§ **Excerpt to read**
▼▼▼
And while we’re on the topic, want to know how you can support libraries in the face of increasing book challenges and bans? Simple: every check-out counts. So, even if you might not necessarily have the time to read them, check out the books about LGBTQ+ experiences, about race, about the histories your high school textbooks glossed over. Even if you are not a budget-conscious grad-student trying to stretch her savings and can afford to buy books, check out the ones you want to support, from creators you want to support. Library purchases make up a not inconsiderable portion of book sales, after all!

a photo of a stack of library graphic novels and comics (Squire, Galaxy: The Prettiest Star, and The Secret to Superhuman Strength) with a Batman mug on top
Shoutout to my local librarian,  for recognizing me and recommending Alison Bechdel’s newest work when I went in to pick up some requests. Interlibrary loan is a blessing.
▲▲▲
§ **Entries provided**
▼▼▼
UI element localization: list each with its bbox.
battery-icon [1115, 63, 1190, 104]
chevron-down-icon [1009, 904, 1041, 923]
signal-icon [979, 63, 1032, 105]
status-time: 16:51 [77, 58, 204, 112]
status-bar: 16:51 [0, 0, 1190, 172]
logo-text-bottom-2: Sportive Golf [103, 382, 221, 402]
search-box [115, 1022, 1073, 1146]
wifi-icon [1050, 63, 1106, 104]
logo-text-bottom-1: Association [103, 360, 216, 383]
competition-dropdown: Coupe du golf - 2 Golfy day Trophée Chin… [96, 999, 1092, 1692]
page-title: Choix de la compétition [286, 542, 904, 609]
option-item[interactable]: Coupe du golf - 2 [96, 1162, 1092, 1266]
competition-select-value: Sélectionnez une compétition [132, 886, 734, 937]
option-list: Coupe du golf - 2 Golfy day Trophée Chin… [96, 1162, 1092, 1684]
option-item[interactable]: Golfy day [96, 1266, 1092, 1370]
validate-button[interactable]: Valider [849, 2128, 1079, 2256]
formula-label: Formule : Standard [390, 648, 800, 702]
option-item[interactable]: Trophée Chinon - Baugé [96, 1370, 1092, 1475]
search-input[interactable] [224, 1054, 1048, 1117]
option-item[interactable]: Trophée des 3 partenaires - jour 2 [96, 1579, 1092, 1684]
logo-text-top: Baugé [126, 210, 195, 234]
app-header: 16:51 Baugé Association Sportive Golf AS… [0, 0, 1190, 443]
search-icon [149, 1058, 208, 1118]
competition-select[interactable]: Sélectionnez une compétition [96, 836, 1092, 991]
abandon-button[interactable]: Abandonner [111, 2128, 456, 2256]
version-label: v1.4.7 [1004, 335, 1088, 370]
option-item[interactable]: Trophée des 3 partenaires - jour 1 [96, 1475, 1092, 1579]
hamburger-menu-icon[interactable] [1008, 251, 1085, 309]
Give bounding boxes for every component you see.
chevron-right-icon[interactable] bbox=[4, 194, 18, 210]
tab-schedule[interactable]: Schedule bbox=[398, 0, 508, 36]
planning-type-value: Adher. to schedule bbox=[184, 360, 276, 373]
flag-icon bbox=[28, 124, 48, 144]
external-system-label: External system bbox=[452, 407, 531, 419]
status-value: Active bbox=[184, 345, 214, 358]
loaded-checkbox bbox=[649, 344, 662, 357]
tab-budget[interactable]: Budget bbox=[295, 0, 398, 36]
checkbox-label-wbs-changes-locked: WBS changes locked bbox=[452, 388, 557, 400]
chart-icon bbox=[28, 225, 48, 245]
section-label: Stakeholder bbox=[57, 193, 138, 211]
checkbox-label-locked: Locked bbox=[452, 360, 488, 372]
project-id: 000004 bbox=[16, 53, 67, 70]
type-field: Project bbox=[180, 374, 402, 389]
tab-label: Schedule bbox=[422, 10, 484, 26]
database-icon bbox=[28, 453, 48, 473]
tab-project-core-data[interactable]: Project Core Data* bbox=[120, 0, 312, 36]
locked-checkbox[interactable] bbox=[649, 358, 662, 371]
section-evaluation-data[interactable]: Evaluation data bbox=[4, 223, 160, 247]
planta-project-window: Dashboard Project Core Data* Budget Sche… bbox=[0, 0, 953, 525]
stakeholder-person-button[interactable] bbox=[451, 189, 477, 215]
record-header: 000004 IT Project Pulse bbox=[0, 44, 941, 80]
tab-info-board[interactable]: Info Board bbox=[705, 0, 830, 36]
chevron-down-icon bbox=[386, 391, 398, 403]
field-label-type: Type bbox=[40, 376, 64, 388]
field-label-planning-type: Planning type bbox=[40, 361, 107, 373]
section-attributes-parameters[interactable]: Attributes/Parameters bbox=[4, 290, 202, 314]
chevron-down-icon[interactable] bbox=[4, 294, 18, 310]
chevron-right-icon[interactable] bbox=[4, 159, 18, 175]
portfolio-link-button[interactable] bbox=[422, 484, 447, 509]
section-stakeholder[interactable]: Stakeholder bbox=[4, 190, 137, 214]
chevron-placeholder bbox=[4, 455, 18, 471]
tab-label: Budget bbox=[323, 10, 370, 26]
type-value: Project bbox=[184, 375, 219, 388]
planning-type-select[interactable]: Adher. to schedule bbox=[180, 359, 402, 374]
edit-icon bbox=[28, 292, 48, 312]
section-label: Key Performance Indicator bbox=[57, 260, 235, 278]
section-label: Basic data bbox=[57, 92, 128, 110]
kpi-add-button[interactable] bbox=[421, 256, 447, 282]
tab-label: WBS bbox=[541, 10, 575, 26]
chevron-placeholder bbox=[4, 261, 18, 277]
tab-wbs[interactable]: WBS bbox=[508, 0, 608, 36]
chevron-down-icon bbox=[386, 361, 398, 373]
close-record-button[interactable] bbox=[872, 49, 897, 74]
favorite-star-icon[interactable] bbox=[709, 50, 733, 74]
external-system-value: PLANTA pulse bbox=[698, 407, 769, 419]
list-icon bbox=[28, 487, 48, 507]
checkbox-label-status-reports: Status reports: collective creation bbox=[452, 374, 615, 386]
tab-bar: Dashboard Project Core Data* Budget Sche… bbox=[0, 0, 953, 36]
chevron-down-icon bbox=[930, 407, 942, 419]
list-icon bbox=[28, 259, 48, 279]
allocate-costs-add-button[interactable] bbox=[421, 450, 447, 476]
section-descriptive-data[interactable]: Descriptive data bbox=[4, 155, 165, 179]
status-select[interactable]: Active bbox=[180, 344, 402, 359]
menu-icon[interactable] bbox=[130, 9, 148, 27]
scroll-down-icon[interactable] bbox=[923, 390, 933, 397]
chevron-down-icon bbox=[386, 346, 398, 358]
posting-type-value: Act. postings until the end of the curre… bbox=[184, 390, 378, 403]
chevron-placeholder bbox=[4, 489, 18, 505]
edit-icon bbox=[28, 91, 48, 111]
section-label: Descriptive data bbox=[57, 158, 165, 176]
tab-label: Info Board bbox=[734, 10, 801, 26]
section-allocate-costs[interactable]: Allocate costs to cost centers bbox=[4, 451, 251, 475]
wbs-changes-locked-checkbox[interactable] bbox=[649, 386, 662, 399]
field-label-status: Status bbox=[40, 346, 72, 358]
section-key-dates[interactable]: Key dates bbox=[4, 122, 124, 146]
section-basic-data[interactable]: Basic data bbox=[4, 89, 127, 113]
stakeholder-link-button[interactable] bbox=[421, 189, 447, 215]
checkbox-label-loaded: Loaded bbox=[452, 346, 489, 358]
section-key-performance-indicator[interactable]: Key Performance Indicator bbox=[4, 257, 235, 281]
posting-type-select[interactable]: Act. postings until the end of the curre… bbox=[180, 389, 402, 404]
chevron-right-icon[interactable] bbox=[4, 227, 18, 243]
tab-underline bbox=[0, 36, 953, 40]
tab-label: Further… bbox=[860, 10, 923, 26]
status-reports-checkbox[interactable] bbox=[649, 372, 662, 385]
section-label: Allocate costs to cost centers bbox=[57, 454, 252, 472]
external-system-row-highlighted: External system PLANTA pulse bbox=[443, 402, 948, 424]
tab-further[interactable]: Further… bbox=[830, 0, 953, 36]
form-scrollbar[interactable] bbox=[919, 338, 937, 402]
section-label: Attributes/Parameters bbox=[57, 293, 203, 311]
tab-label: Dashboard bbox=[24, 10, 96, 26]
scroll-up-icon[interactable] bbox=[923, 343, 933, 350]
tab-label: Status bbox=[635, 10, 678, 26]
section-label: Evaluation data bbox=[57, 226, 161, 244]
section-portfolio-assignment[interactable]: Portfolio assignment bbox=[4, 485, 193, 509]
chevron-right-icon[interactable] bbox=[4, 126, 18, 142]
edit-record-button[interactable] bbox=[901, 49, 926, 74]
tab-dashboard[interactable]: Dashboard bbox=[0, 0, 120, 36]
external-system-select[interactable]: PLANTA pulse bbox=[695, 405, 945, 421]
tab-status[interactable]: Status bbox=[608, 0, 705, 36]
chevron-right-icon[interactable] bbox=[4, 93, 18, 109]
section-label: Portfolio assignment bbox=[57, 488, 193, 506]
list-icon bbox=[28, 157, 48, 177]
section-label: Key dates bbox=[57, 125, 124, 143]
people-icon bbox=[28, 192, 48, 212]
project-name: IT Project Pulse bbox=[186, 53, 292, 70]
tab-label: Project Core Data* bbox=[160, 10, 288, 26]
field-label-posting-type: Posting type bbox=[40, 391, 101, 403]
▲▲▲
§ **Task instructions**
(1) Return the library post's wording from "And while we’re" to "sales, after all!", copied exactly.
(2) Resume the library post after its final sentence.
The records come from a different source than the library post.

§ **Answers provided**
(1)
And while we’re on the topic, want to know how you can support libraries in the face of increasing book challenges and bans? Simple: every check-out counts. So, even if you might not necessarily have the time to read them, check out the books about LGBTQ+ experiences, about race, about the histories your high school textbooks glossed over. Even if you are not a budget-conscious grad-student trying to stretch her savings and can afford to buy books, check out the ones you want to support, from creators you want to support. Library purchases make up a not inconsiderable portion of book sales, after all!

(2)
By the end of the weekend, I had a bag full of business cards and an even longer TBR list than before. Attending Flame Con was a great experience that introduced me to so many new creators. It is entirely volunteer-run by fans, for fans, and the ethos of that permeated everything. From the panels to the performances, this was a place where people were able to articulate all aspects of themselves, and the wealth of creativity on display was amazingly affirming to witness. This is a passion project, and one I wholeheartedly enjoyed exploring and learning from.

———-

*Like in I’m In Love with the Villainess, which is a funny, lighthearted isekai** rom-com with a little angst, if you’re looking for more laughs.

**A manga subgenre where people from our world get pulled into fictional ones via portals or reincarnation

***Perfect Blue (1998) by Satoshi Kon, aka “Darren Aronofsky’s Pinterest Board”, as the podcast team at Progressively Horrified calls it. I need to rely less on footnotes, but this was too good a joke to leave out.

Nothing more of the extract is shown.